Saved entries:
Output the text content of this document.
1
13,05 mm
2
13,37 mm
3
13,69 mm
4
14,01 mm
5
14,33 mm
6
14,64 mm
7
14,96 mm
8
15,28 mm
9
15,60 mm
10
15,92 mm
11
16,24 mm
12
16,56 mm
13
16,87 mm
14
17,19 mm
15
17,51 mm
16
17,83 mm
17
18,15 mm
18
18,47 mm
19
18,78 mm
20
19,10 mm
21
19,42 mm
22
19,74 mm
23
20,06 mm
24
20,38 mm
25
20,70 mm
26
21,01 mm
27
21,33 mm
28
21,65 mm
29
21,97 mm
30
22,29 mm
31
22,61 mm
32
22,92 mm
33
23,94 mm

▶ [Short exercise] Write out every entry verbatim.

▶ [Finished exercise]
Output the text content of this document.
1
13,05 mm
2
13,37 mm
3
13,69 mm
4
14,01 mm
5
14,33 mm
6
14,64 mm
7
14,96 mm
8
15,28 mm
9
15,60 mm
10
15,92 mm
11
16,24 mm
12
16,56 mm
13
16,87 mm
14
17,19 mm
15
17,51 mm
16
17,83 mm
17
18,15 mm
18
18,47 mm
19
18,78 mm
20
19,10 mm
21
19,42 mm
22
19,74 mm
23
20,06 mm
24
20,38 mm
25
20,70 mm
26
21,01 mm
27
21,33 mm
28
21,65 mm
29
21,97 mm
30
22,29 mm
31
22,61 mm
32
22,92 mm
33
23,94 mm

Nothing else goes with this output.